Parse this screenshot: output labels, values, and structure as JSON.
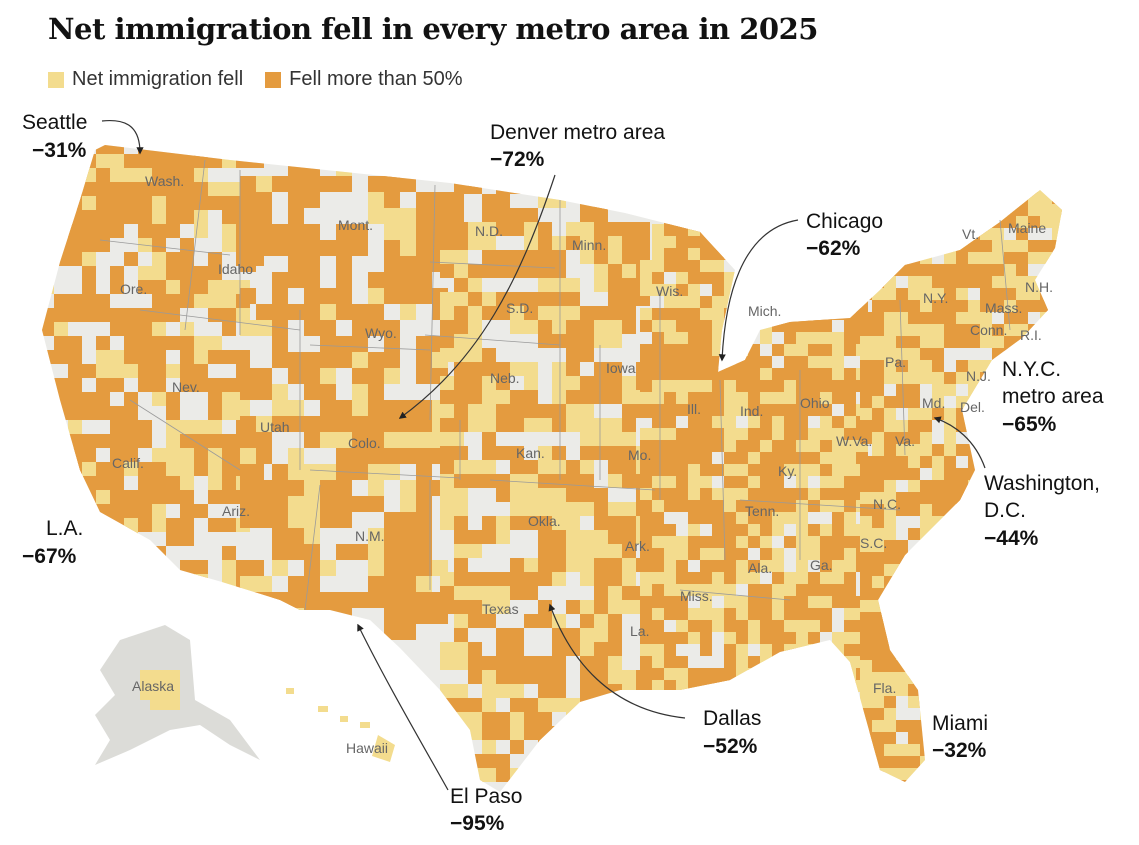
{
  "title": "Net immigration fell in every metro area in 2025",
  "legend": [
    {
      "label": "Net immigration fell",
      "color": "#f3dc8e"
    },
    {
      "label": "Fell more than 50%",
      "color": "#e49b3f"
    }
  ],
  "colors": {
    "land": "#ebebe8",
    "border": "#9a9a9a"
  },
  "state_labels": [
    "Wash.",
    "Mont.",
    "N.D.",
    "Minn.",
    "Ore.",
    "Idaho",
    "S.D.",
    "Wis.",
    "Mich.",
    "Wyo.",
    "Neb.",
    "Iowa",
    "Nev.",
    "Utah",
    "Colo.",
    "Ill.",
    "Ind.",
    "Ohio",
    "Pa.",
    "N.Y.",
    "Vt.",
    "Maine",
    "N.H.",
    "Mass.",
    "Conn.",
    "R.I.",
    "N.J.",
    "Md.",
    "Del.",
    "Calif.",
    "Kan.",
    "Mo.",
    "W.Va.",
    "Va.",
    "Ky.",
    "Ariz.",
    "N.M.",
    "Okla.",
    "Tenn.",
    "N.C.",
    "Ark.",
    "S.C.",
    "Ala.",
    "Ga.",
    "Miss.",
    "Texas",
    "La.",
    "Fla.",
    "Alaska",
    "Hawaii"
  ],
  "callouts": [
    {
      "name": "Seattle",
      "value": "−31%"
    },
    {
      "name": "Denver metro area",
      "value": "−72%"
    },
    {
      "name": "Chicago",
      "value": "−62%"
    },
    {
      "name": "N.Y.C.",
      "name2": "metro area",
      "value": "−65%"
    },
    {
      "name": "Washington,",
      "name2": "D.C.",
      "value": "−44%"
    },
    {
      "name": "L.A.",
      "value": "−67%"
    },
    {
      "name": "Dallas",
      "value": "−52%"
    },
    {
      "name": "Miami",
      "value": "−32%"
    },
    {
      "name": "El Paso",
      "value": "−95%"
    }
  ]
}
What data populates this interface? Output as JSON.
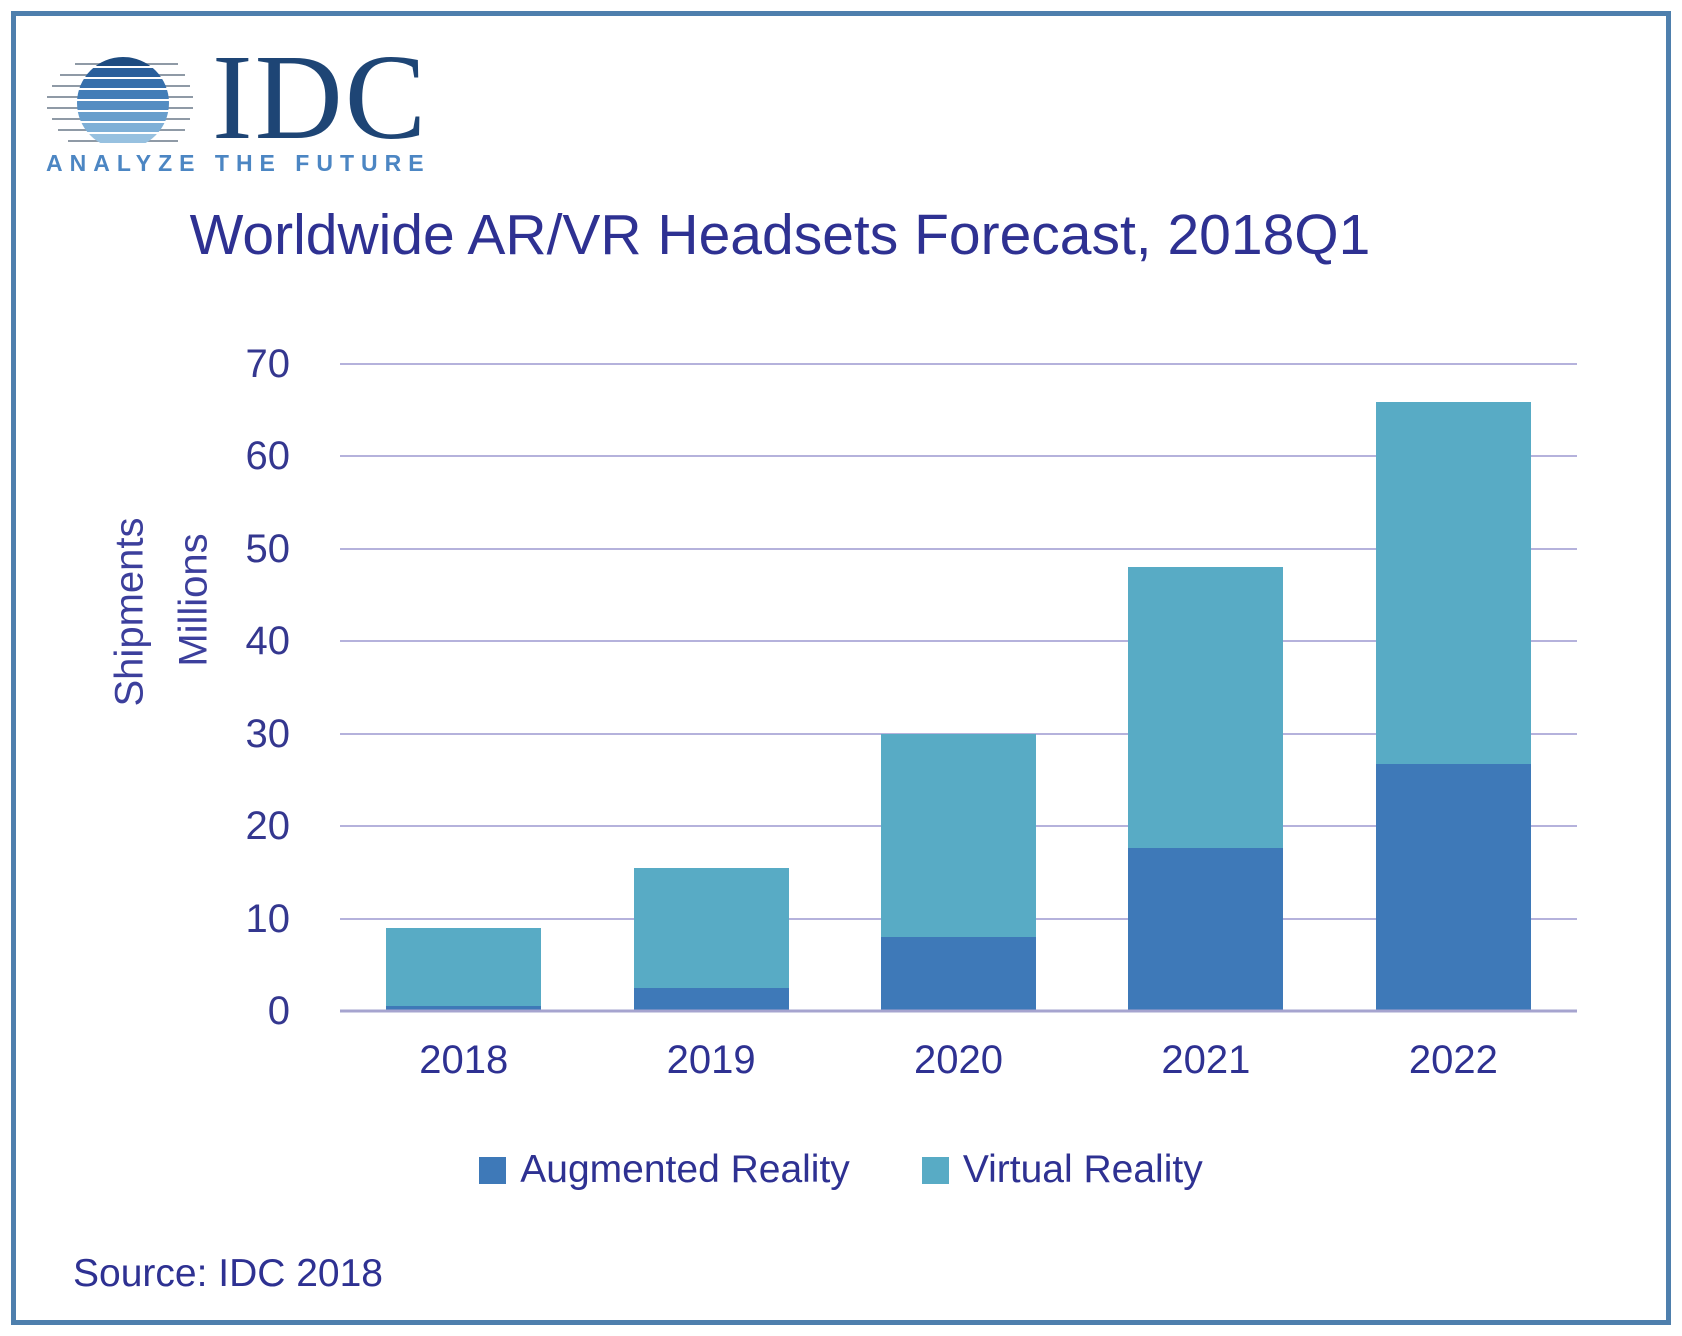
{
  "logo": {
    "brand": "IDC",
    "tagline": "ANALYZE THE FUTURE"
  },
  "title": "Worldwide AR/VR Headsets Forecast, 2018Q1",
  "source": "Source: IDC 2018",
  "y_axis_label": {
    "line1": "Shipments",
    "line2": "Millions"
  },
  "colors": {
    "augmented_reality": "#3e79b8",
    "virtual_reality": "#58abc5",
    "gridline": "#b5b2dc",
    "axis_line": "#a6a4cf",
    "title_text": "#2e3192",
    "tick_text": "#34378f",
    "frame_border": "#4e7fad",
    "logo_navy": "#1e4575",
    "logo_tagline_blue": "#4c86c3"
  },
  "chart_data": {
    "type": "bar",
    "stacked": true,
    "title": "Worldwide AR/VR Headsets Forecast, 2018Q1",
    "categories": [
      "2018",
      "2019",
      "2020",
      "2021",
      "2022"
    ],
    "series": [
      {
        "name": "Augmented Reality",
        "color": "#3e79b8",
        "values": [
          0.5,
          2.5,
          8.0,
          17.6,
          26.7
        ]
      },
      {
        "name": "Virtual Reality",
        "color": "#58abc5",
        "values": [
          8.5,
          13.0,
          22.0,
          30.4,
          39.2
        ]
      }
    ],
    "stacked_totals": [
      9.0,
      15.5,
      30.0,
      48.0,
      65.9
    ],
    "xlabel": "",
    "ylabel": "Shipments Millions",
    "ylim": [
      0,
      70
    ],
    "ytick_step": 10,
    "grid": "horizontal",
    "legend_position": "bottom"
  }
}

--

[OBJECTIVE]: Find every line that holds "Forecast" and copy it.

[OUTPUT BELOW]:
  "title": "Worldwide AR/VR Headsets Forecast, 2018Q1",
    "title": "Worldwide AR/VR Headsets Forecast, 2018Q1",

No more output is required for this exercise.